Entries from a dataset
----------

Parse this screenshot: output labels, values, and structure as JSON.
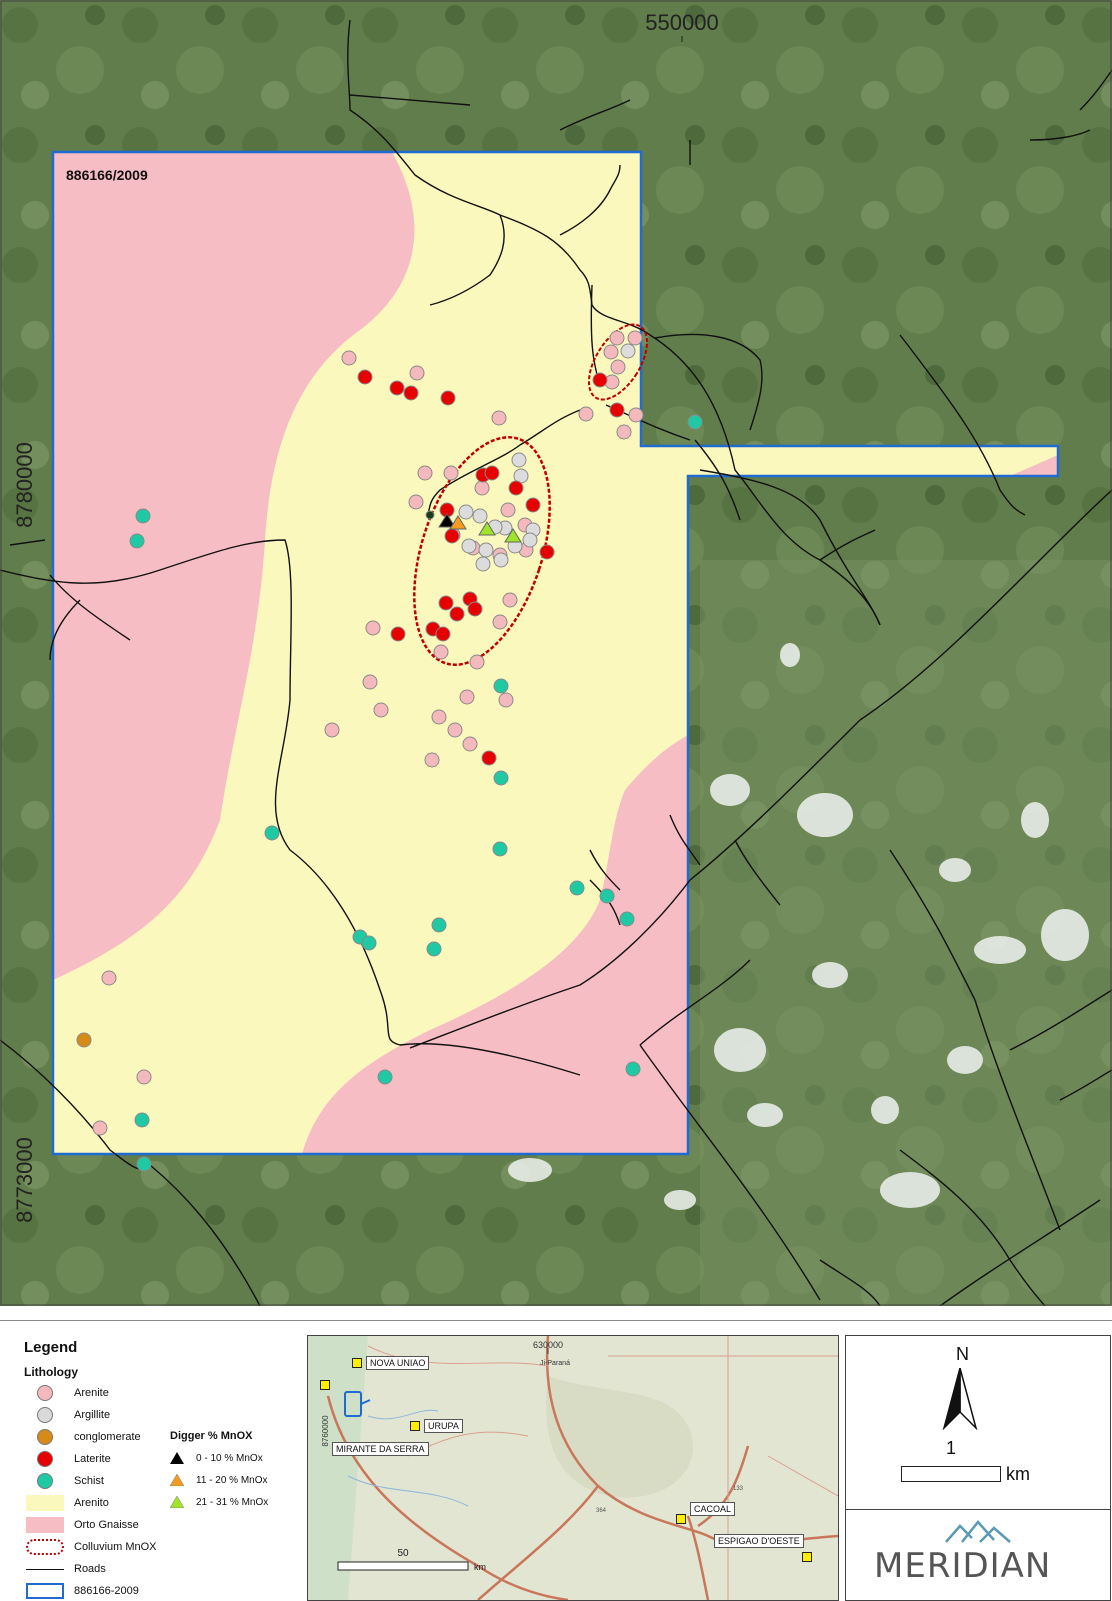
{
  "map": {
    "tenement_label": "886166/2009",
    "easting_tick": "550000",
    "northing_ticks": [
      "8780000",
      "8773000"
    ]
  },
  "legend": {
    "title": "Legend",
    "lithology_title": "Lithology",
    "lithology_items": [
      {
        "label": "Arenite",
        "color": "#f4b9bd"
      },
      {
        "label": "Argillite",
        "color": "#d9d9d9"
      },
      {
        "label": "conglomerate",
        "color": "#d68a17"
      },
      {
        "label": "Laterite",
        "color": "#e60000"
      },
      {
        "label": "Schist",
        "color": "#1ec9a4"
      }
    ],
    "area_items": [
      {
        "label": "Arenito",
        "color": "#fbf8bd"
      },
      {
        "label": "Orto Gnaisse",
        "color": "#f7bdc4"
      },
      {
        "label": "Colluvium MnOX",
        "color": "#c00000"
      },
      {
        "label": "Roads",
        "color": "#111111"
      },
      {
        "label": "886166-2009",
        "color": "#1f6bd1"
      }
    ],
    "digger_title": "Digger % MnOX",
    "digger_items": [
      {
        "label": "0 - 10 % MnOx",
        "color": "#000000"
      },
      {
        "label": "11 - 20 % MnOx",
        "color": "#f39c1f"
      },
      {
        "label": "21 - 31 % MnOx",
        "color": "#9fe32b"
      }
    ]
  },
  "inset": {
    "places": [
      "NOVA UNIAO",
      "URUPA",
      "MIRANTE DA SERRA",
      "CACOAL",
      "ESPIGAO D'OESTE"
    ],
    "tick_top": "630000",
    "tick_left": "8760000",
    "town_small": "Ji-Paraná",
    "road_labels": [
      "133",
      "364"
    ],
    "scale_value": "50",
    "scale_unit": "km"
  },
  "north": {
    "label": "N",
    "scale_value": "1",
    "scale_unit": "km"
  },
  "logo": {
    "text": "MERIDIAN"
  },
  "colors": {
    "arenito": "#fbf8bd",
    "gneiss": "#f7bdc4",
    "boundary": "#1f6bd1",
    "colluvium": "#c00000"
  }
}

----------

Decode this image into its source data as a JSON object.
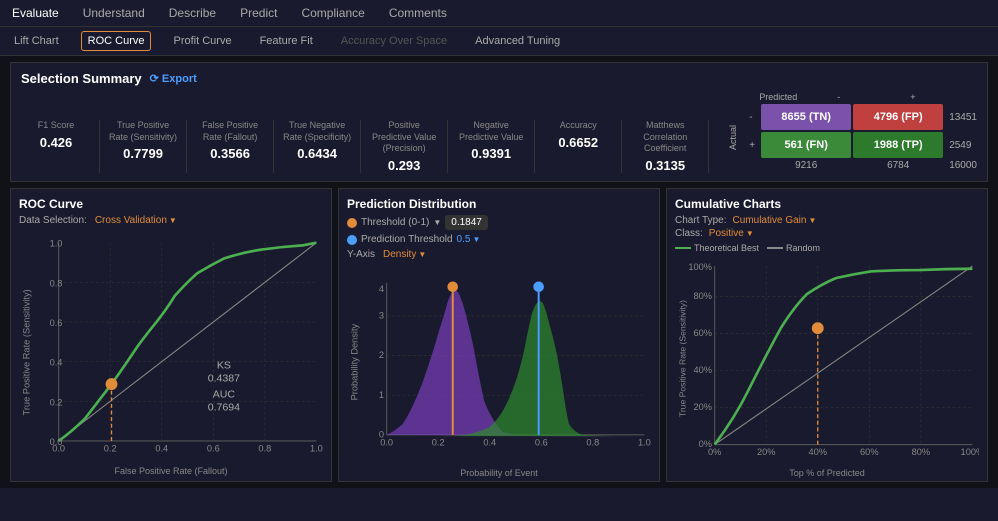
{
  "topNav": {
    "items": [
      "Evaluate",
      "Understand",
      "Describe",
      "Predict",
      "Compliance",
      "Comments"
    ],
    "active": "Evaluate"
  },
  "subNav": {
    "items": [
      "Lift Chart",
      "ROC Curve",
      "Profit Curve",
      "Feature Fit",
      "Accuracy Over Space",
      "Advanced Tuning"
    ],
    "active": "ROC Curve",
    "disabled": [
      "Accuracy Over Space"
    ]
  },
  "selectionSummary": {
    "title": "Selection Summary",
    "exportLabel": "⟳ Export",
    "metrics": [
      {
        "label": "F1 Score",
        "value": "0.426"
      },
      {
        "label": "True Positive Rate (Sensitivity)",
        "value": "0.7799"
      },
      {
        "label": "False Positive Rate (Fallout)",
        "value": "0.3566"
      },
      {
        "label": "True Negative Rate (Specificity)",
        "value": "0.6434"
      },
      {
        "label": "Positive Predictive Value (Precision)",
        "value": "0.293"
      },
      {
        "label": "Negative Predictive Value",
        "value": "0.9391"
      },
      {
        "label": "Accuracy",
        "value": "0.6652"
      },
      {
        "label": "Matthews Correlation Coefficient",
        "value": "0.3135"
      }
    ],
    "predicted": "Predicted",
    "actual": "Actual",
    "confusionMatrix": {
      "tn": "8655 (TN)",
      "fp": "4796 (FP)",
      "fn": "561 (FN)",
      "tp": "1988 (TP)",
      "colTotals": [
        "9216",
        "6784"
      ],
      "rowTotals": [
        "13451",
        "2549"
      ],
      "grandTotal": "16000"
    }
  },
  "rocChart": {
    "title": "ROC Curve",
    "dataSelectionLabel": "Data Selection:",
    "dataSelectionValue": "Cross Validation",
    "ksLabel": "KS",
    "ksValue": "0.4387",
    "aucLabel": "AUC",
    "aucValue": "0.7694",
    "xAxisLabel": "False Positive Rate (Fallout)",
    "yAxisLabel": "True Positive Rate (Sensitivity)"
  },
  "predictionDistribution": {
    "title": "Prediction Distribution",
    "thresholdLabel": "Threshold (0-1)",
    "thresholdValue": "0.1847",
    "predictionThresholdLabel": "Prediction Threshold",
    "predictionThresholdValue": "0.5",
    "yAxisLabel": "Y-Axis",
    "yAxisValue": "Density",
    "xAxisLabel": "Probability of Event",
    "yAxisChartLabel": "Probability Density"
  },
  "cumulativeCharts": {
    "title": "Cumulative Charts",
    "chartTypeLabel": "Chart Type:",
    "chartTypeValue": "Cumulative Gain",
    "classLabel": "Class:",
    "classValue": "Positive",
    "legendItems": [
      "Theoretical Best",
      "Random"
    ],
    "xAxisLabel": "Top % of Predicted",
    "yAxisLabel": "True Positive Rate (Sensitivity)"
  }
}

----------

§ Aim: Pick out the lines above containing the word "False", then copy them.

§ Result:
        "label": "False Positive Rate (Fallout)",
    "xAxisLabel": "False Positive Rate (Fallout)",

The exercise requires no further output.